The task:
Write out the full set of records exactly. Any pictures in them do not belong in the copy.

Collected data entries
+++
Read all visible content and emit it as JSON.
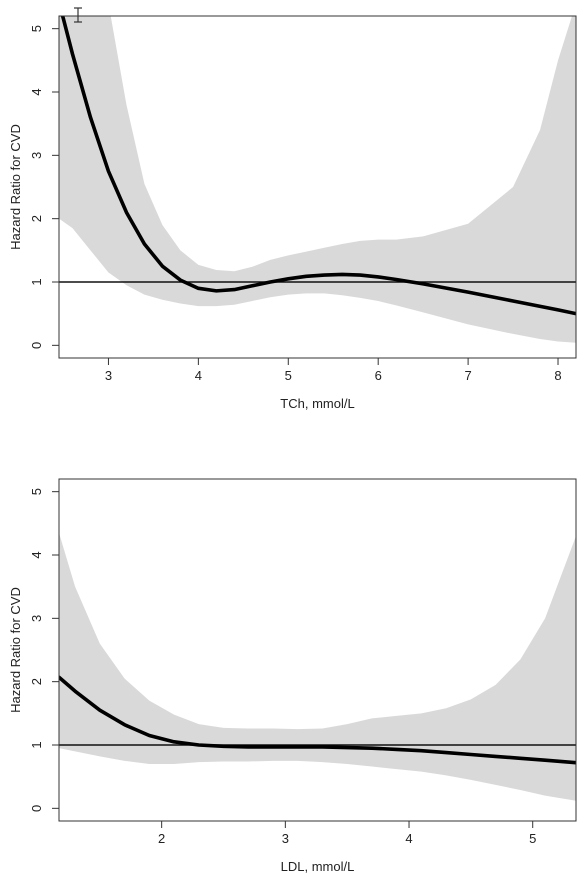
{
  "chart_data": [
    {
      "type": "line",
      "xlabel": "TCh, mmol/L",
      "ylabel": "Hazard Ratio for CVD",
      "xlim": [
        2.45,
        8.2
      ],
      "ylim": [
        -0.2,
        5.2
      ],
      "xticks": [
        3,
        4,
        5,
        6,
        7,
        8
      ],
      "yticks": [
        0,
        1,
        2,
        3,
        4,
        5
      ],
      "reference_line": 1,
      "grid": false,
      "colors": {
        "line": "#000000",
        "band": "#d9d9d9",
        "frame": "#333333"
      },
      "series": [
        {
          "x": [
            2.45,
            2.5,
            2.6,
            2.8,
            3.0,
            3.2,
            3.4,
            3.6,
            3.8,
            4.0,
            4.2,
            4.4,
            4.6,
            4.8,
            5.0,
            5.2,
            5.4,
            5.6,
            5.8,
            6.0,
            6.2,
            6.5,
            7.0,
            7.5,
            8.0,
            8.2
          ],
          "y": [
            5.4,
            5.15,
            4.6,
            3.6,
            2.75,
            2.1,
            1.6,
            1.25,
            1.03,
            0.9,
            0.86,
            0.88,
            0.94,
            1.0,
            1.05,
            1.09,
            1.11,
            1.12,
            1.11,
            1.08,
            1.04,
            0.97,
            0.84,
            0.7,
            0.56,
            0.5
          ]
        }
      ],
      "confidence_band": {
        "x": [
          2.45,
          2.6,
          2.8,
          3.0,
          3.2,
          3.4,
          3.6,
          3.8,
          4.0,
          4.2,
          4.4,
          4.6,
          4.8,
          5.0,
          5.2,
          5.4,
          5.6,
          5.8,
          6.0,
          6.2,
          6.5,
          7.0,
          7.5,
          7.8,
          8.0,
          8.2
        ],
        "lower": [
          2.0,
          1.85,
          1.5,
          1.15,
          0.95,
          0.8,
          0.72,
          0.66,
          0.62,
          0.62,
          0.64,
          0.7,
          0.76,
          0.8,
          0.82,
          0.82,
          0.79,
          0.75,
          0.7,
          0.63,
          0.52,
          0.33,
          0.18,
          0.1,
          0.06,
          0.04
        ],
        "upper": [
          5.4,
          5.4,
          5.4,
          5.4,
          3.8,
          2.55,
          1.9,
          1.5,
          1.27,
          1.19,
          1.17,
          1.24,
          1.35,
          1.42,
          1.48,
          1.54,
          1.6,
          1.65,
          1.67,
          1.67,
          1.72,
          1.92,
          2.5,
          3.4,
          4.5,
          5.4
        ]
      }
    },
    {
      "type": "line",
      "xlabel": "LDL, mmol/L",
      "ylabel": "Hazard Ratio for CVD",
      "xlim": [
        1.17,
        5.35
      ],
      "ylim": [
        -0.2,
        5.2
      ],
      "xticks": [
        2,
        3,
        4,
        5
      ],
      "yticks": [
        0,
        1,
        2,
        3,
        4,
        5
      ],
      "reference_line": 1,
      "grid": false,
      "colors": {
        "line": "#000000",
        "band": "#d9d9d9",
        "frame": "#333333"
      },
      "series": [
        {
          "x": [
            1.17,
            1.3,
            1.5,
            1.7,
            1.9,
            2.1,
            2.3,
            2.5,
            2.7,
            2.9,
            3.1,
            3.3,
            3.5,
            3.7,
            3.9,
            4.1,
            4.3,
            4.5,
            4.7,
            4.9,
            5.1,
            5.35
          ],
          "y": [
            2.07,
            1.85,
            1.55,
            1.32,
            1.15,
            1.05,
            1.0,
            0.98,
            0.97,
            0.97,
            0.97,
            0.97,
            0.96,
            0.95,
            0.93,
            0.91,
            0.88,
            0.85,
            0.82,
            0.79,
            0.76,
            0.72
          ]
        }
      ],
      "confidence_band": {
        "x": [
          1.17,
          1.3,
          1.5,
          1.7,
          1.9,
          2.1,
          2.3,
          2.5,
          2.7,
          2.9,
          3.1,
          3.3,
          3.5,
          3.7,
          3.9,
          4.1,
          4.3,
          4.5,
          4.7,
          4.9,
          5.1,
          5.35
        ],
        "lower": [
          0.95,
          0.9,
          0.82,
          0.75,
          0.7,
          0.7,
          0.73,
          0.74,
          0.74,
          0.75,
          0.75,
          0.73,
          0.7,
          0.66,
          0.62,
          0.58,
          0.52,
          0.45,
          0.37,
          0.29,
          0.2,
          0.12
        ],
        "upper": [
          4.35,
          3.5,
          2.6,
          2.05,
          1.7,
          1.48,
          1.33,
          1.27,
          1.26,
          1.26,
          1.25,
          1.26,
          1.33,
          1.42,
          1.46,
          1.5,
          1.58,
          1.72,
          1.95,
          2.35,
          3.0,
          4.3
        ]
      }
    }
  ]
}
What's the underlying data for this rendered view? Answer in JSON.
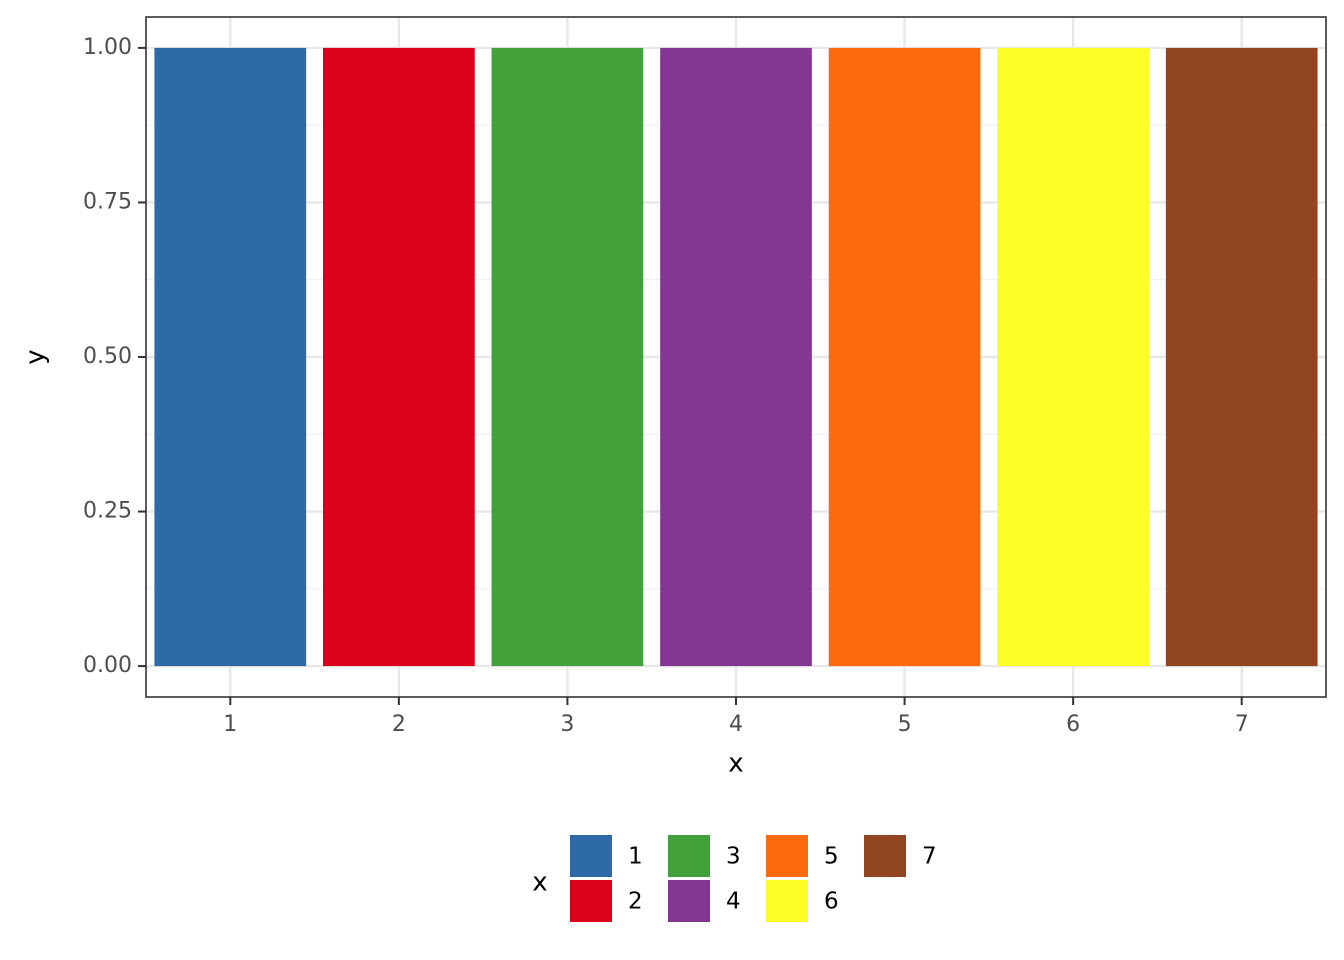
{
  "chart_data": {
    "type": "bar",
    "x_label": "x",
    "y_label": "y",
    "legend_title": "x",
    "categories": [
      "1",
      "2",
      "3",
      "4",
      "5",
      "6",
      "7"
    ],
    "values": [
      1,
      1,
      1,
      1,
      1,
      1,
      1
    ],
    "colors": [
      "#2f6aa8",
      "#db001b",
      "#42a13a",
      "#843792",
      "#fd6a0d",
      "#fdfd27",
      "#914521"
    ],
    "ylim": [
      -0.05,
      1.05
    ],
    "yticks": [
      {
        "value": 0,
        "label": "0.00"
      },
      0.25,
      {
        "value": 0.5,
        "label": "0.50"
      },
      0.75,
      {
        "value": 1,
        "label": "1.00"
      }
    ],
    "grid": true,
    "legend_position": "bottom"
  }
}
+++
Answer for this exercise:
Read all visible content and emit it as JSON.
{
  "chart_data": [
    {
      "type": "line",
      "xlabel": "TCh, mmol/L",
      "ylabel": "Hazard Ratio for CVD",
      "xlim": [
        2.45,
        8.2
      ],
      "ylim": [
        -0.2,
        5.2
      ],
      "xticks": [
        3,
        4,
        5,
        6,
        7,
        8
      ],
      "yticks": [
        0,
        1,
        2,
        3,
        4,
        5
      ],
      "reference_line": 1,
      "grid": false,
      "colors": {
        "line": "#000000",
        "band": "#d9d9d9",
        "frame": "#333333"
      },
      "series": [
        {
          "x": [
            2.45,
            2.5,
            2.6,
            2.8,
            3.0,
            3.2,
            3.4,
            3.6,
            3.8,
            4.0,
            4.2,
            4.4,
            4.6,
            4.8,
            5.0,
            5.2,
            5.4,
            5.6,
            5.8,
            6.0,
            6.2,
            6.5,
            7.0,
            7.5,
            8.0,
            8.2
          ],
          "y": [
            5.4,
            5.15,
            4.6,
            3.6,
            2.75,
            2.1,
            1.6,
            1.25,
            1.03,
            0.9,
            0.86,
            0.88,
            0.94,
            1.0,
            1.05,
            1.09,
            1.11,
            1.12,
            1.11,
            1.08,
            1.04,
            0.97,
            0.84,
            0.7,
            0.56,
            0.5
          ]
        }
      ],
      "confidence_band": {
        "x": [
          2.45,
          2.6,
          2.8,
          3.0,
          3.2,
          3.4,
          3.6,
          3.8,
          4.0,
          4.2,
          4.4,
          4.6,
          4.8,
          5.0,
          5.2,
          5.4,
          5.6,
          5.8,
          6.0,
          6.2,
          6.5,
          7.0,
          7.5,
          7.8,
          8.0,
          8.2
        ],
        "lower": [
          2.0,
          1.85,
          1.5,
          1.15,
          0.95,
          0.8,
          0.72,
          0.66,
          0.62,
          0.62,
          0.64,
          0.7,
          0.76,
          0.8,
          0.82,
          0.82,
          0.79,
          0.75,
          0.7,
          0.63,
          0.52,
          0.33,
          0.18,
          0.1,
          0.06,
          0.04
        ],
        "upper": [
          5.4,
          5.4,
          5.4,
          5.4,
          3.8,
          2.55,
          1.9,
          1.5,
          1.27,
          1.19,
          1.17,
          1.24,
          1.35,
          1.42,
          1.48,
          1.54,
          1.6,
          1.65,
          1.67,
          1.67,
          1.72,
          1.92,
          2.5,
          3.4,
          4.5,
          5.4
        ]
      }
    },
    {
      "type": "line",
      "xlabel": "LDL, mmol/L",
      "ylabel": "Hazard Ratio for CVD",
      "xlim": [
        1.17,
        5.35
      ],
      "ylim": [
        -0.2,
        5.2
      ],
      "xticks": [
        2,
        3,
        4,
        5
      ],
      "yticks": [
        0,
        1,
        2,
        3,
        4,
        5
      ],
      "reference_line": 1,
      "grid": false,
      "colors": {
        "line": "#000000",
        "band": "#d9d9d9",
        "frame": "#333333"
      },
      "series": [
        {
          "x": [
            1.17,
            1.3,
            1.5,
            1.7,
            1.9,
            2.1,
            2.3,
            2.5,
            2.7,
            2.9,
            3.1,
            3.3,
            3.5,
            3.7,
            3.9,
            4.1,
            4.3,
            4.5,
            4.7,
            4.9,
            5.1,
            5.35
          ],
          "y": [
            2.07,
            1.85,
            1.55,
            1.32,
            1.15,
            1.05,
            1.0,
            0.98,
            0.97,
            0.97,
            0.97,
            0.97,
            0.96,
            0.95,
            0.93,
            0.91,
            0.88,
            0.85,
            0.82,
            0.79,
            0.76,
            0.72
          ]
        }
      ],
      "confidence_band": {
        "x": [
          1.17,
          1.3,
          1.5,
          1.7,
          1.9,
          2.1,
          2.3,
          2.5,
          2.7,
          2.9,
          3.1,
          3.3,
          3.5,
          3.7,
          3.9,
          4.1,
          4.3,
          4.5,
          4.7,
          4.9,
          5.1,
          5.35
        ],
        "lower": [
          0.95,
          0.9,
          0.82,
          0.75,
          0.7,
          0.7,
          0.73,
          0.74,
          0.74,
          0.75,
          0.75,
          0.73,
          0.7,
          0.66,
          0.62,
          0.58,
          0.52,
          0.45,
          0.37,
          0.29,
          0.2,
          0.12
        ],
        "upper": [
          4.35,
          3.5,
          2.6,
          2.05,
          1.7,
          1.48,
          1.33,
          1.27,
          1.26,
          1.26,
          1.25,
          1.26,
          1.33,
          1.42,
          1.46,
          1.5,
          1.58,
          1.72,
          1.95,
          2.35,
          3.0,
          4.3
        ]
      }
    }
  ]
}
What's the underlying data for this rendered view? Answer in JSON.
{
  "chart_data": {
    "type": "bar",
    "x_label": "x",
    "y_label": "y",
    "legend_title": "x",
    "categories": [
      "1",
      "2",
      "3",
      "4",
      "5",
      "6",
      "7"
    ],
    "values": [
      1,
      1,
      1,
      1,
      1,
      1,
      1
    ],
    "colors": [
      "#2f6aa8",
      "#db001b",
      "#42a13a",
      "#843792",
      "#fd6a0d",
      "#fdfd27",
      "#914521"
    ],
    "ylim": [
      -0.05,
      1.05
    ],
    "yticks": [
      {
        "value": 0,
        "label": "0.00"
      },
      0.25,
      {
        "value": 0.5,
        "label": "0.50"
      },
      0.75,
      {
        "value": 1,
        "label": "1.00"
      }
    ],
    "grid": true,
    "legend_position": "bottom"
  }
}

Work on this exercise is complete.